* _Problem requirements_
Retype every entry word for word.

* _Dataset records_
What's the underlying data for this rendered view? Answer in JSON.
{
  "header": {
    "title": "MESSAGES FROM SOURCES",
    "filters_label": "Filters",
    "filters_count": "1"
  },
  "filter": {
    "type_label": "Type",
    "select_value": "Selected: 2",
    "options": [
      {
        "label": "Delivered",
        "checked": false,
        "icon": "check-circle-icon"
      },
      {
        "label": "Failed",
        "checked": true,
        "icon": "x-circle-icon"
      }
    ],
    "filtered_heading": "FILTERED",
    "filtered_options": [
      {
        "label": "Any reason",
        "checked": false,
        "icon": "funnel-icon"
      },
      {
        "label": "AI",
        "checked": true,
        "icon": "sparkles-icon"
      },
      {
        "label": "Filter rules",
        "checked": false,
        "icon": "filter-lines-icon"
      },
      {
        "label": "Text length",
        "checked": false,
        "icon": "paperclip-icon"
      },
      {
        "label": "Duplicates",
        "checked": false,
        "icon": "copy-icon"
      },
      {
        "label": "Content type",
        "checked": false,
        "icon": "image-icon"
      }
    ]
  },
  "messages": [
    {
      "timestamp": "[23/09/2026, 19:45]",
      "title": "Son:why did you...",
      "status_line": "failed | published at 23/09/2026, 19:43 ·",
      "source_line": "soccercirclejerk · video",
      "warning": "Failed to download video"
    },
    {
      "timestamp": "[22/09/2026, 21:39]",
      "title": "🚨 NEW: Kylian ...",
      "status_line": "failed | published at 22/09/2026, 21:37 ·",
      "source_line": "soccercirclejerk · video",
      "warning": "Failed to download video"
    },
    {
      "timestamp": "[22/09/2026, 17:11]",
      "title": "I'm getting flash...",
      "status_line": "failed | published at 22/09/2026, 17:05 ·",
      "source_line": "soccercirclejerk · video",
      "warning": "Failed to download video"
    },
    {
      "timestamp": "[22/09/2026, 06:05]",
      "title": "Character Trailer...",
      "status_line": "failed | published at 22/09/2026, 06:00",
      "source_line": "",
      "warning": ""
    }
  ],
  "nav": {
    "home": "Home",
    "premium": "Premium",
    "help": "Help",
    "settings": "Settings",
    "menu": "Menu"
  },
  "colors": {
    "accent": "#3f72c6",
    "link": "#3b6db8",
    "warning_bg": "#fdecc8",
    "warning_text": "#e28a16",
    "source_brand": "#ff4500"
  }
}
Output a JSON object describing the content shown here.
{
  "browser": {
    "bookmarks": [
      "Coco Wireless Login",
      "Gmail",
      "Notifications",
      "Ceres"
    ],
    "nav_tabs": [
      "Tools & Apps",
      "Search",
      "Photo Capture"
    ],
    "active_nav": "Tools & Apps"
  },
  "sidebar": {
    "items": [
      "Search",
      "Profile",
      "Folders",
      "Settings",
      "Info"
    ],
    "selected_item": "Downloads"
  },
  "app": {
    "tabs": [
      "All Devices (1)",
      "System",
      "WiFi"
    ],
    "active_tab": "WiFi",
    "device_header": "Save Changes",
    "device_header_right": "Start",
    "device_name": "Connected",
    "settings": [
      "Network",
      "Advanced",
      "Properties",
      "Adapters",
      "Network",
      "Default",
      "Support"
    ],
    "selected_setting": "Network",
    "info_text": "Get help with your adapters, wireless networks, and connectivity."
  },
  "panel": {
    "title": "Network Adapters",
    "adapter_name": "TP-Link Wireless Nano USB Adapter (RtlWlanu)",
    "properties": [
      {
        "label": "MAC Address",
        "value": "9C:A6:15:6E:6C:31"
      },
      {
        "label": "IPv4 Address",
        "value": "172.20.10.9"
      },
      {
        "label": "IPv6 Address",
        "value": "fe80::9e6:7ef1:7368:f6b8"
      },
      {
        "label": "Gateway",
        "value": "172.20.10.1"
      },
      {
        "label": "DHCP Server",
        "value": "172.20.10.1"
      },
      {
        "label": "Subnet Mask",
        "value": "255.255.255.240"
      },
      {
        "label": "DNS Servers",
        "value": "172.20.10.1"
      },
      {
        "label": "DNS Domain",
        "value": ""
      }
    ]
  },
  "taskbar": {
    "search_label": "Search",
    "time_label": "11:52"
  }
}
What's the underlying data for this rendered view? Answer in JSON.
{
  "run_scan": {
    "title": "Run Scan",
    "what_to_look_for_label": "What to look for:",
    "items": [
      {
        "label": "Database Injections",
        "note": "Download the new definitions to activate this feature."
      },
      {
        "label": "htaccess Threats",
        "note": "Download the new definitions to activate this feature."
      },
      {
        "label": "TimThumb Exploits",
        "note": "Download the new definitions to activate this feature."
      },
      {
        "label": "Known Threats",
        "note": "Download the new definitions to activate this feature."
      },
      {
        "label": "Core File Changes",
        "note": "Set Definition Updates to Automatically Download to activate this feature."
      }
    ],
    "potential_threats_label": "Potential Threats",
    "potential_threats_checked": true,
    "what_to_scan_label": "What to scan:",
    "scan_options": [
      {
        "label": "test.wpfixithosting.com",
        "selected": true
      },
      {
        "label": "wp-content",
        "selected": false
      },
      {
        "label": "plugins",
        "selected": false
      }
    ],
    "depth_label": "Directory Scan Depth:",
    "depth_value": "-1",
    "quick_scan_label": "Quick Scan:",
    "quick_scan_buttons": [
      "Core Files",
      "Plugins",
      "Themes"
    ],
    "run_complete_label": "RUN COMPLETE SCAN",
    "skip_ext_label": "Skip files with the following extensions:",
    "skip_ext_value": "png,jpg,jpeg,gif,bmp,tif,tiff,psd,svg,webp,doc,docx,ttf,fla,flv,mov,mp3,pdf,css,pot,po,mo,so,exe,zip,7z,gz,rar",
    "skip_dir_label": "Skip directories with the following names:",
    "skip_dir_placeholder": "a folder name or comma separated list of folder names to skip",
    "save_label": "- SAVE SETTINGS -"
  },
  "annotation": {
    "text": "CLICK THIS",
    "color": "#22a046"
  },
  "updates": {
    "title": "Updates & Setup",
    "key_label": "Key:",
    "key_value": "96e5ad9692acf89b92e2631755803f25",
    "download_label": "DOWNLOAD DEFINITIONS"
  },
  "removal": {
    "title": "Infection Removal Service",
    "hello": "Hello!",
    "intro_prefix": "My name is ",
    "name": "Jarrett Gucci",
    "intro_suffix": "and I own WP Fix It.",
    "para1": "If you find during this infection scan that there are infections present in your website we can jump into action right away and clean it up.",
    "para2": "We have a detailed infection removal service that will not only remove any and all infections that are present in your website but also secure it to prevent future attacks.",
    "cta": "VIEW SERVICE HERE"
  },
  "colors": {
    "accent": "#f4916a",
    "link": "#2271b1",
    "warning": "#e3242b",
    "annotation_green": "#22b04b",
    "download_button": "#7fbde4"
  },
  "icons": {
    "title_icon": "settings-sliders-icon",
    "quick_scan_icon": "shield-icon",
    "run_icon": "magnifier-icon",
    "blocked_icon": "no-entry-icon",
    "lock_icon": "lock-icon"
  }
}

* _Written response_
What's the underlying data for this rendered view? Answer in JSON.
{
  "header": {
    "title": "MESSAGES FROM SOURCES",
    "filters_label": "Filters",
    "filters_count": "1"
  },
  "filter": {
    "type_label": "Type",
    "select_value": "Selected: 2",
    "options": [
      {
        "label": "Delivered",
        "checked": false,
        "icon": "check-circle-icon"
      },
      {
        "label": "Failed",
        "checked": true,
        "icon": "x-circle-icon"
      }
    ],
    "filtered_heading": "FILTERED",
    "filtered_options": [
      {
        "label": "Any reason",
        "checked": false,
        "icon": "funnel-icon"
      },
      {
        "label": "AI",
        "checked": true,
        "icon": "sparkles-icon"
      },
      {
        "label": "Filter rules",
        "checked": false,
        "icon": "filter-lines-icon"
      },
      {
        "label": "Text length",
        "checked": false,
        "icon": "paperclip-icon"
      },
      {
        "label": "Duplicates",
        "checked": false,
        "icon": "copy-icon"
      },
      {
        "label": "Content type",
        "checked": false,
        "icon": "image-icon"
      }
    ]
  },
  "messages": [
    {
      "timestamp": "[23/09/2026, 19:45]",
      "title": "Son:why did you...",
      "status_line": "failed | published at 23/09/2026, 19:43 ·",
      "source_line": "soccercirclejerk · video",
      "warning": "Failed to download video"
    },
    {
      "timestamp": "[22/09/2026, 21:39]",
      "title": "🚨 NEW: Kylian ...",
      "status_line": "failed | published at 22/09/2026, 21:37 ·",
      "source_line": "soccercirclejerk · video",
      "warning": "Failed to download video"
    },
    {
      "timestamp": "[22/09/2026, 17:11]",
      "title": "I'm getting flash...",
      "status_line": "failed | published at 22/09/2026, 17:05 ·",
      "source_line": "soccercirclejerk · video",
      "warning": "Failed to download video"
    },
    {
      "timestamp": "[22/09/2026, 06:05]",
      "title": "Character Trailer...",
      "status_line": "failed | published at 22/09/2026, 06:00",
      "source_line": "",
      "warning": ""
    }
  ],
  "nav": {
    "home": "Home",
    "premium": "Premium",
    "help": "Help",
    "settings": "Settings",
    "menu": "Menu"
  },
  "colors": {
    "accent": "#3f72c6",
    "link": "#3b6db8",
    "warning_bg": "#fdecc8",
    "warning_text": "#e28a16",
    "source_brand": "#ff4500"
  }
}
Output a JSON object describing the content shown here.
{
  "browser": {
    "bookmarks": [
      "Coco Wireless Login",
      "Gmail",
      "Notifications",
      "Ceres"
    ],
    "nav_tabs": [
      "Tools & Apps",
      "Search",
      "Photo Capture"
    ],
    "active_nav": "Tools & Apps"
  },
  "sidebar": {
    "items": [
      "Search",
      "Profile",
      "Folders",
      "Settings",
      "Info"
    ],
    "selected_item": "Downloads"
  },
  "app": {
    "tabs": [
      "All Devices (1)",
      "System",
      "WiFi"
    ],
    "active_tab": "WiFi",
    "device_header": "Save Changes",
    "device_header_right": "Start",
    "device_name": "Connected",
    "settings": [
      "Network",
      "Advanced",
      "Properties",
      "Adapters",
      "Network",
      "Default",
      "Support"
    ],
    "selected_setting": "Network",
    "info_text": "Get help with your adapters, wireless networks, and connectivity."
  },
  "panel": {
    "title": "Network Adapters",
    "adapter_name": "TP-Link Wireless Nano USB Adapter (RtlWlanu)",
    "properties": [
      {
        "label": "MAC Address",
        "value": "9C:A6:15:6E:6C:31"
      },
      {
        "label": "IPv4 Address",
        "value": "172.20.10.9"
      },
      {
        "label": "IPv6 Address",
        "value": "fe80::9e6:7ef1:7368:f6b8"
      },
      {
        "label": "Gateway",
        "value": "172.20.10.1"
      },
      {
        "label": "DHCP Server",
        "value": "172.20.10.1"
      },
      {
        "label": "Subnet Mask",
        "value": "255.255.255.240"
      },
      {
        "label": "DNS Servers",
        "value": "172.20.10.1"
      },
      {
        "label": "DNS Domain",
        "value": ""
      }
    ]
  },
  "taskbar": {
    "search_label": "Search",
    "time_label": "11:52"
  }
}
What's the underlying data for this rendered view? Answer in JSON.
{
  "run_scan": {
    "title": "Run Scan",
    "what_to_look_for_label": "What to look for:",
    "items": [
      {
        "label": "Database Injections",
        "note": "Download the new definitions to activate this feature."
      },
      {
        "label": "htaccess Threats",
        "note": "Download the new definitions to activate this feature."
      },
      {
        "label": "TimThumb Exploits",
        "note": "Download the new definitions to activate this feature."
      },
      {
        "label": "Known Threats",
        "note": "Download the new definitions to activate this feature."
      },
      {
        "label": "Core File Changes",
        "note": "Set Definition Updates to Automatically Download to activate this feature."
      }
    ],
    "potential_threats_label": "Potential Threats",
    "potential_threats_checked": true,
    "what_to_scan_label": "What to scan:",
    "scan_options": [
      {
        "label": "test.wpfixithosting.com",
        "selected": true
      },
      {
        "label": "wp-content",
        "selected": false
      },
      {
        "label": "plugins",
        "selected": false
      }
    ],
    "depth_label": "Directory Scan Depth:",
    "depth_value": "-1",
    "quick_scan_label": "Quick Scan:",
    "quick_scan_buttons": [
      "Core Files",
      "Plugins",
      "Themes"
    ],
    "run_complete_label": "RUN COMPLETE SCAN",
    "skip_ext_label": "Skip files with the following extensions:",
    "skip_ext_value": "png,jpg,jpeg,gif,bmp,tif,tiff,psd,svg,webp,doc,docx,ttf,fla,flv,mov,mp3,pdf,css,pot,po,mo,so,exe,zip,7z,gz,rar",
    "skip_dir_label": "Skip directories with the following names:",
    "skip_dir_placeholder": "a folder name or comma separated list of folder names to skip",
    "save_label": "- SAVE SETTINGS -"
  },
  "annotation": {
    "text": "CLICK THIS",
    "color": "#22a046"
  },
  "updates": {
    "title": "Updates & Setup",
    "key_label": "Key:",
    "key_value": "96e5ad9692acf89b92e2631755803f25",
    "download_label": "DOWNLOAD DEFINITIONS"
  },
  "removal": {
    "title": "Infection Removal Service",
    "hello": "Hello!",
    "intro_prefix": "My name is ",
    "name": "Jarrett Gucci",
    "intro_suffix": "and I own WP Fix It.",
    "para1": "If you find during this infection scan that there are infections present in your website we can jump into action right away and clean it up.",
    "para2": "We have a detailed infection removal service that will not only remove any and all infections that are present in your website but also secure it to prevent future attacks.",
    "cta": "VIEW SERVICE HERE"
  },
  "colors": {
    "accent": "#f4916a",
    "link": "#2271b1",
    "warning": "#e3242b",
    "annotation_green": "#22b04b",
    "download_button": "#7fbde4"
  },
  "icons": {
    "title_icon": "settings-sliders-icon",
    "quick_scan_icon": "shield-icon",
    "run_icon": "magnifier-icon",
    "blocked_icon": "no-entry-icon",
    "lock_icon": "lock-icon"
  }
}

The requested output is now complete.